The problem
Retype each entry below, keeping every character the same.

(Figure contents as structured data)
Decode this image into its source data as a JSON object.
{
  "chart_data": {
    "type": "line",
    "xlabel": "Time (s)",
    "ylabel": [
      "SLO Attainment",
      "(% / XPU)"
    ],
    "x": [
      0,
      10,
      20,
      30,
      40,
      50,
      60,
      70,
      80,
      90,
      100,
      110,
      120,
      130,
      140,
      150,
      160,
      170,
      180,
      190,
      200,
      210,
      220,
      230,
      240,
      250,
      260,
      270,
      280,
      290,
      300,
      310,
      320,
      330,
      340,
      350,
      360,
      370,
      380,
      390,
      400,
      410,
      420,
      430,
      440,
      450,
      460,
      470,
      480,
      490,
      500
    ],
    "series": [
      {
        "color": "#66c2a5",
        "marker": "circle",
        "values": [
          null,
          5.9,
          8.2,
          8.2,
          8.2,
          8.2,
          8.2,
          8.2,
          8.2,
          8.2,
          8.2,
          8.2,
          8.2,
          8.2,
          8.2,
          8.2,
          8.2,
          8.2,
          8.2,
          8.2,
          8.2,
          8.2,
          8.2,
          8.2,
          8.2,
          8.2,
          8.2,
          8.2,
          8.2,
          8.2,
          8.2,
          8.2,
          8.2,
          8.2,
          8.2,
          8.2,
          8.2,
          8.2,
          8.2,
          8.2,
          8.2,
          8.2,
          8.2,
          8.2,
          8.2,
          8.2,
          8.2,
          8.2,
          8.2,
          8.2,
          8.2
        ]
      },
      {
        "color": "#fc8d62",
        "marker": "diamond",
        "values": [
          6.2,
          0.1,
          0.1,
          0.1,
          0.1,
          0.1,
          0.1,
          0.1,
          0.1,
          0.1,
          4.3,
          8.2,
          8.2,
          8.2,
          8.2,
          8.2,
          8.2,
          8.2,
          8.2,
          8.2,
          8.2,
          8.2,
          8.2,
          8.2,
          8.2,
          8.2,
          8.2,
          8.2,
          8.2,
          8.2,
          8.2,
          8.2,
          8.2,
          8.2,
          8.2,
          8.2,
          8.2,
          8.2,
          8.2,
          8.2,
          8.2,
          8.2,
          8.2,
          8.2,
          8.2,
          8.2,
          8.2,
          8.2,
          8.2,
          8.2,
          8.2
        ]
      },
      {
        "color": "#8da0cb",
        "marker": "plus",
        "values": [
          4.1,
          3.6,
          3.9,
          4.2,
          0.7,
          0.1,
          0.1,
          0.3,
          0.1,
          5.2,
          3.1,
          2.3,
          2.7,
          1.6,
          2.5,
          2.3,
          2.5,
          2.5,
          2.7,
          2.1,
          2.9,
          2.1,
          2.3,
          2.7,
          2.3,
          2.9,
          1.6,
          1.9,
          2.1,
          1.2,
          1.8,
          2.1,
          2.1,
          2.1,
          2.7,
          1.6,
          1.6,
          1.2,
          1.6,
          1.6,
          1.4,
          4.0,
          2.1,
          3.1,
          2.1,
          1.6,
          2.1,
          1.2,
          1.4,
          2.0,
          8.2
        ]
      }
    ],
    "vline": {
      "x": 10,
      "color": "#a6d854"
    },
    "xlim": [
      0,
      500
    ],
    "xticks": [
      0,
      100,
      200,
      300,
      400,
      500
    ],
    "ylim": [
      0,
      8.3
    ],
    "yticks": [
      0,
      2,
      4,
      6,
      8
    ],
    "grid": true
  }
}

Output for this task
Decode this image into its source data as a JSON object.
{
  "chart_data": {
    "type": "line",
    "xlabel": "Time (s)",
    "ylabel": [
      "SLO Attainment",
      "(% / XPU)"
    ],
    "x": [
      0,
      10,
      20,
      30,
      40,
      50,
      60,
      70,
      80,
      90,
      100,
      110,
      120,
      130,
      140,
      150,
      160,
      170,
      180,
      190,
      200,
      210,
      220,
      230,
      240,
      250,
      260,
      270,
      280,
      290,
      300,
      310,
      320,
      330,
      340,
      350,
      360,
      370,
      380,
      390,
      400,
      410,
      420,
      430,
      440,
      450,
      460,
      470,
      480,
      490,
      500
    ],
    "series": [
      {
        "color": "#66c2a5",
        "marker": "circle",
        "values": [
          null,
          5.9,
          8.2,
          8.2,
          8.2,
          8.2,
          8.2,
          8.2,
          8.2,
          8.2,
          8.2,
          8.2,
          8.2,
          8.2,
          8.2,
          8.2,
          8.2,
          8.2,
          8.2,
          8.2,
          8.2,
          8.2,
          8.2,
          8.2,
          8.2,
          8.2,
          8.2,
          8.2,
          8.2,
          8.2,
          8.2,
          8.2,
          8.2,
          8.2,
          8.2,
          8.2,
          8.2,
          8.2,
          8.2,
          8.2,
          8.2,
          8.2,
          8.2,
          8.2,
          8.2,
          8.2,
          8.2,
          8.2,
          8.2,
          8.2,
          8.2
        ]
      },
      {
        "color": "#fc8d62",
        "marker": "diamond",
        "values": [
          6.2,
          0.1,
          0.1,
          0.1,
          0.1,
          0.1,
          0.1,
          0.1,
          0.1,
          0.1,
          4.3,
          8.2,
          8.2,
          8.2,
          8.2,
          8.2,
          8.2,
          8.2,
          8.2,
          8.2,
          8.2,
          8.2,
          8.2,
          8.2,
          8.2,
          8.2,
          8.2,
          8.2,
          8.2,
          8.2,
          8.2,
          8.2,
          8.2,
          8.2,
          8.2,
          8.2,
          8.2,
          8.2,
          8.2,
          8.2,
          8.2,
          8.2,
          8.2,
          8.2,
          8.2,
          8.2,
          8.2,
          8.2,
          8.2,
          8.2,
          8.2
        ]
      },
      {
        "color": "#8da0cb",
        "marker": "plus",
        "values": [
          4.1,
          3.6,
          3.9,
          4.2,
          0.7,
          0.1,
          0.1,
          0.3,
          0.1,
          5.2,
          3.1,
          2.3,
          2.7,
          1.6,
          2.5,
          2.3,
          2.5,
          2.5,
          2.7,
          2.1,
          2.9,
          2.1,
          2.3,
          2.7,
          2.3,
          2.9,
          1.6,
          1.9,
          2.1,
          1.2,
          1.8,
          2.1,
          2.1,
          2.1,
          2.7,
          1.6,
          1.6,
          1.2,
          1.6,
          1.6,
          1.4,
          4.0,
          2.1,
          3.1,
          2.1,
          1.6,
          2.1,
          1.2,
          1.4,
          2.0,
          8.2
        ]
      }
    ],
    "vline": {
      "x": 10,
      "color": "#a6d854"
    },
    "xlim": [
      0,
      500
    ],
    "xticks": [
      0,
      100,
      200,
      300,
      400,
      500
    ],
    "ylim": [
      0,
      8.3
    ],
    "yticks": [
      0,
      2,
      4,
      6,
      8
    ],
    "grid": true
  }
}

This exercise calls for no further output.